- Data for the task -
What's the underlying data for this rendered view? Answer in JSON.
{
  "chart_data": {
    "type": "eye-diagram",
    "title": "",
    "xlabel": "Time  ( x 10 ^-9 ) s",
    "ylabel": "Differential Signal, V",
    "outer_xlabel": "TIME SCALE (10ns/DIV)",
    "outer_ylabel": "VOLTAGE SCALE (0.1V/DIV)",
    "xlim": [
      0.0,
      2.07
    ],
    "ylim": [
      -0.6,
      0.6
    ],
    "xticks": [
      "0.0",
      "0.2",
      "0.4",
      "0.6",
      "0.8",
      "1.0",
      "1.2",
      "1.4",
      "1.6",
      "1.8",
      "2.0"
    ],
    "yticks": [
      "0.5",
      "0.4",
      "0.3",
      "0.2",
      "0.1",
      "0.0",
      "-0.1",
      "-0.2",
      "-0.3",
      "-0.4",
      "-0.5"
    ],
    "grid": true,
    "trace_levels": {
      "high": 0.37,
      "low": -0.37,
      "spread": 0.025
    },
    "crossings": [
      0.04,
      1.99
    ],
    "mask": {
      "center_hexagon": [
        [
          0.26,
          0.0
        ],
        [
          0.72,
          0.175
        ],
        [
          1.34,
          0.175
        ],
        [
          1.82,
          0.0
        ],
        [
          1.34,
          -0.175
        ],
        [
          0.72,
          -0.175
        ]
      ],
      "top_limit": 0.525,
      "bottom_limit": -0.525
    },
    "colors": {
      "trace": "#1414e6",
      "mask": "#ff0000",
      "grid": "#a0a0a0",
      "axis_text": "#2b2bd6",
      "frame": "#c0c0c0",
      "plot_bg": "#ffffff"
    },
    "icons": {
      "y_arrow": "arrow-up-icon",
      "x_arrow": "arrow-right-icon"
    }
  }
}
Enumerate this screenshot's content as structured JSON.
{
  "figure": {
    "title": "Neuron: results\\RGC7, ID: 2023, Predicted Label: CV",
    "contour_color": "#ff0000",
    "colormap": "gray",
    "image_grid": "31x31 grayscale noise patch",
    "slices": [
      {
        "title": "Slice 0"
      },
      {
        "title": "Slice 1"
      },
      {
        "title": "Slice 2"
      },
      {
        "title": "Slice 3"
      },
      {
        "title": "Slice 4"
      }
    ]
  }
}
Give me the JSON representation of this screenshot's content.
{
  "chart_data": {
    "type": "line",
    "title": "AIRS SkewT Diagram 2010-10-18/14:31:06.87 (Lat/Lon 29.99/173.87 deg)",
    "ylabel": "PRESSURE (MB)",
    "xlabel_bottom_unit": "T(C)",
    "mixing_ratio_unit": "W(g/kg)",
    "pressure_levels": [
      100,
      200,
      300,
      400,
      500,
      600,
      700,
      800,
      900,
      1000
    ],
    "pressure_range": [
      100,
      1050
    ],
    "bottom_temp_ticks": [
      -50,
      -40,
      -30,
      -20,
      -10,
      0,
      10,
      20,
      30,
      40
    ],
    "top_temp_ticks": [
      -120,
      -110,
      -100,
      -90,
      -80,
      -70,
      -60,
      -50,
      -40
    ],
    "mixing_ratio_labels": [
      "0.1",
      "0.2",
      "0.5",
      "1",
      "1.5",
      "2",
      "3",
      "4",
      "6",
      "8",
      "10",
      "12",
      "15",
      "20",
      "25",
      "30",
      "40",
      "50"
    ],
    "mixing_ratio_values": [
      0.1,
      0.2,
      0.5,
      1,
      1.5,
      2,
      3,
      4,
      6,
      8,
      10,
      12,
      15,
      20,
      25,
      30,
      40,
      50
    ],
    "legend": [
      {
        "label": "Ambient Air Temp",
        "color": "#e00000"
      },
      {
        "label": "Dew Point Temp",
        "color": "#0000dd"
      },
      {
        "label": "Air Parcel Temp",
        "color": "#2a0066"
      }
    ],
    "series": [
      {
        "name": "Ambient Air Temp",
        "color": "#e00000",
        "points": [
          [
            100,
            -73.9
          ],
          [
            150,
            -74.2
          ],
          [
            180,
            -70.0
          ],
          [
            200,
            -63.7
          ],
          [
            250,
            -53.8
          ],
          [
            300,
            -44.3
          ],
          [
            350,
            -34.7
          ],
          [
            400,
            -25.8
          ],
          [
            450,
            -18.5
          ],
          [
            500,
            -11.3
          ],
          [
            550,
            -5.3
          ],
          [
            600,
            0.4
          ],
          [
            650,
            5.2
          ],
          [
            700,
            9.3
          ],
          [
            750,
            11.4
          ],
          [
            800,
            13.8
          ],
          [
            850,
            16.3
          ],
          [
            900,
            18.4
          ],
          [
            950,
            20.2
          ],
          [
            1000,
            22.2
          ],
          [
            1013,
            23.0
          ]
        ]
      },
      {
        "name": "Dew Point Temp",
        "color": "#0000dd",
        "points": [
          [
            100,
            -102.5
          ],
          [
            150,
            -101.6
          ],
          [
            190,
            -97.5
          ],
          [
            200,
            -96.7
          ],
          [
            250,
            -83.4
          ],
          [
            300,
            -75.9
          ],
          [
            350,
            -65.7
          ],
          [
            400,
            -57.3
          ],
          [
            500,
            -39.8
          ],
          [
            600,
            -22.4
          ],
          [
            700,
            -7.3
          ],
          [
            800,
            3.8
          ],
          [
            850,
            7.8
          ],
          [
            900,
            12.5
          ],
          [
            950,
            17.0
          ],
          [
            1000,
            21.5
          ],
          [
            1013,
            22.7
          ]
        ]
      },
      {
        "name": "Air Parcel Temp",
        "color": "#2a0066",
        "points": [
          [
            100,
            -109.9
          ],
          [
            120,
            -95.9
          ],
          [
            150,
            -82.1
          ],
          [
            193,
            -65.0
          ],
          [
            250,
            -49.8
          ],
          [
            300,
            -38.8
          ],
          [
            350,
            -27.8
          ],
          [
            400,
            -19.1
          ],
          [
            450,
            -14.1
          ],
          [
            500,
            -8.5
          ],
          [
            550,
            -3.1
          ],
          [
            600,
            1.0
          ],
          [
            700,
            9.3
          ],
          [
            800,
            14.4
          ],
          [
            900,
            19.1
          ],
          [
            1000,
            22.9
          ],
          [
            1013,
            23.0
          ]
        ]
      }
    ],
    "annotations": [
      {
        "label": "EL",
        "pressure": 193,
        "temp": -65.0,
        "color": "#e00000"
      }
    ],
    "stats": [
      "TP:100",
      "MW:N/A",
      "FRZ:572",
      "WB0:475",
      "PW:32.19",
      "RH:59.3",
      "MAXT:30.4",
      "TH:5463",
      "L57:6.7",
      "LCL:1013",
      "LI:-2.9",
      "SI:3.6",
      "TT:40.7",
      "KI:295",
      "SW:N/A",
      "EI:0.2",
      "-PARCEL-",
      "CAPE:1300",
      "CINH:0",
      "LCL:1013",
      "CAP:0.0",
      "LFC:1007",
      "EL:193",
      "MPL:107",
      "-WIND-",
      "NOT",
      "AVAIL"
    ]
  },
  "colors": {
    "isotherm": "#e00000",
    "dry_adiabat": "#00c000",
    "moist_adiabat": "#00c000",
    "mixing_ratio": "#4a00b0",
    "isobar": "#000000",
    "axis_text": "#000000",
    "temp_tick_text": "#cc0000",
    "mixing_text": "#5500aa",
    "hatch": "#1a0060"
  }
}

- Work to do -
Copy down the material exactly as written.

- Response to this task -
What's the underlying data for this rendered view? Answer in JSON.
{
  "chart_data": {
    "type": "eye-diagram",
    "title": "",
    "xlabel": "Time  ( x 10 ^-9 ) s",
    "ylabel": "Differential Signal, V",
    "outer_xlabel": "TIME SCALE (10ns/DIV)",
    "outer_ylabel": "VOLTAGE SCALE (0.1V/DIV)",
    "xlim": [
      0.0,
      2.07
    ],
    "ylim": [
      -0.6,
      0.6
    ],
    "xticks": [
      "0.0",
      "0.2",
      "0.4",
      "0.6",
      "0.8",
      "1.0",
      "1.2",
      "1.4",
      "1.6",
      "1.8",
      "2.0"
    ],
    "yticks": [
      "0.5",
      "0.4",
      "0.3",
      "0.2",
      "0.1",
      "0.0",
      "-0.1",
      "-0.2",
      "-0.3",
      "-0.4",
      "-0.5"
    ],
    "grid": true,
    "trace_levels": {
      "high": 0.37,
      "low": -0.37,
      "spread": 0.025
    },
    "crossings": [
      0.04,
      1.99
    ],
    "mask": {
      "center_hexagon": [
        [
          0.26,
          0.0
        ],
        [
          0.72,
          0.175
        ],
        [
          1.34,
          0.175
        ],
        [
          1.82,
          0.0
        ],
        [
          1.34,
          -0.175
        ],
        [
          0.72,
          -0.175
        ]
      ],
      "top_limit": 0.525,
      "bottom_limit": -0.525
    },
    "colors": {
      "trace": "#1414e6",
      "mask": "#ff0000",
      "grid": "#a0a0a0",
      "axis_text": "#2b2bd6",
      "frame": "#c0c0c0",
      "plot_bg": "#ffffff"
    },
    "icons": {
      "y_arrow": "arrow-up-icon",
      "x_arrow": "arrow-right-icon"
    }
  }
}
Enumerate this screenshot's content as structured JSON.
{
  "figure": {
    "title": "Neuron: results\\RGC7, ID: 2023, Predicted Label: CV",
    "contour_color": "#ff0000",
    "colormap": "gray",
    "image_grid": "31x31 grayscale noise patch",
    "slices": [
      {
        "title": "Slice 0"
      },
      {
        "title": "Slice 1"
      },
      {
        "title": "Slice 2"
      },
      {
        "title": "Slice 3"
      },
      {
        "title": "Slice 4"
      }
    ]
  }
}
Give me the JSON representation of this screenshot's content.
{
  "chart_data": {
    "type": "line",
    "title": "AIRS SkewT Diagram 2010-10-18/14:31:06.87 (Lat/Lon 29.99/173.87 deg)",
    "ylabel": "PRESSURE (MB)",
    "xlabel_bottom_unit": "T(C)",
    "mixing_ratio_unit": "W(g/kg)",
    "pressure_levels": [
      100,
      200,
      300,
      400,
      500,
      600,
      700,
      800,
      900,
      1000
    ],
    "pressure_range": [
      100,
      1050
    ],
    "bottom_temp_ticks": [
      -50,
      -40,
      -30,
      -20,
      -10,
      0,
      10,
      20,
      30,
      40
    ],
    "top_temp_ticks": [
      -120,
      -110,
      -100,
      -90,
      -80,
      -70,
      -60,
      -50,
      -40
    ],
    "mixing_ratio_labels": [
      "0.1",
      "0.2",
      "0.5",
      "1",
      "1.5",
      "2",
      "3",
      "4",
      "6",
      "8",
      "10",
      "12",
      "15",
      "20",
      "25",
      "30",
      "40",
      "50"
    ],
    "mixing_ratio_values": [
      0.1,
      0.2,
      0.5,
      1,
      1.5,
      2,
      3,
      4,
      6,
      8,
      10,
      12,
      15,
      20,
      25,
      30,
      40,
      50
    ],
    "legend": [
      {
        "label": "Ambient Air Temp",
        "color": "#e00000"
      },
      {
        "label": "Dew Point Temp",
        "color": "#0000dd"
      },
      {
        "label": "Air Parcel Temp",
        "color": "#2a0066"
      }
    ],
    "series": [
      {
        "name": "Ambient Air Temp",
        "color": "#e00000",
        "points": [
          [
            100,
            -73.9
          ],
          [
            150,
            -74.2
          ],
          [
            180,
            -70.0
          ],
          [
            200,
            -63.7
          ],
          [
            250,
            -53.8
          ],
          [
            300,
            -44.3
          ],
          [
            350,
            -34.7
          ],
          [
            400,
            -25.8
          ],
          [
            450,
            -18.5
          ],
          [
            500,
            -11.3
          ],
          [
            550,
            -5.3
          ],
          [
            600,
            0.4
          ],
          [
            650,
            5.2
          ],
          [
            700,
            9.3
          ],
          [
            750,
            11.4
          ],
          [
            800,
            13.8
          ],
          [
            850,
            16.3
          ],
          [
            900,
            18.4
          ],
          [
            950,
            20.2
          ],
          [
            1000,
            22.2
          ],
          [
            1013,
            23.0
          ]
        ]
      },
      {
        "name": "Dew Point Temp",
        "color": "#0000dd",
        "points": [
          [
            100,
            -102.5
          ],
          [
            150,
            -101.6
          ],
          [
            190,
            -97.5
          ],
          [
            200,
            -96.7
          ],
          [
            250,
            -83.4
          ],
          [
            300,
            -75.9
          ],
          [
            350,
            -65.7
          ],
          [
            400,
            -57.3
          ],
          [
            500,
            -39.8
          ],
          [
            600,
            -22.4
          ],
          [
            700,
            -7.3
          ],
          [
            800,
            3.8
          ],
          [
            850,
            7.8
          ],
          [
            900,
            12.5
          ],
          [
            950,
            17.0
          ],
          [
            1000,
            21.5
          ],
          [
            1013,
            22.7
          ]
        ]
      },
      {
        "name": "Air Parcel Temp",
        "color": "#2a0066",
        "points": [
          [
            100,
            -109.9
          ],
          [
            120,
            -95.9
          ],
          [
            150,
            -82.1
          ],
          [
            193,
            -65.0
          ],
          [
            250,
            -49.8
          ],
          [
            300,
            -38.8
          ],
          [
            350,
            -27.8
          ],
          [
            400,
            -19.1
          ],
          [
            450,
            -14.1
          ],
          [
            500,
            -8.5
          ],
          [
            550,
            -3.1
          ],
          [
            600,
            1.0
          ],
          [
            700,
            9.3
          ],
          [
            800,
            14.4
          ],
          [
            900,
            19.1
          ],
          [
            1000,
            22.9
          ],
          [
            1013,
            23.0
          ]
        ]
      }
    ],
    "annotations": [
      {
        "label": "EL",
        "pressure": 193,
        "temp": -65.0,
        "color": "#e00000"
      }
    ],
    "stats": [
      "TP:100",
      "MW:N/A",
      "FRZ:572",
      "WB0:475",
      "PW:32.19",
      "RH:59.3",
      "MAXT:30.4",
      "TH:5463",
      "L57:6.7",
      "LCL:1013",
      "LI:-2.9",
      "SI:3.6",
      "TT:40.7",
      "KI:295",
      "SW:N/A",
      "EI:0.2",
      "-PARCEL-",
      "CAPE:1300",
      "CINH:0",
      "LCL:1013",
      "CAP:0.0",
      "LFC:1007",
      "EL:193",
      "MPL:107",
      "-WIND-",
      "NOT",
      "AVAIL"
    ]
  },
  "colors": {
    "isotherm": "#e00000",
    "dry_adiabat": "#00c000",
    "moist_adiabat": "#00c000",
    "mixing_ratio": "#4a00b0",
    "isobar": "#000000",
    "axis_text": "#000000",
    "temp_tick_text": "#cc0000",
    "mixing_text": "#5500aa",
    "hatch": "#1a0060"
  }
}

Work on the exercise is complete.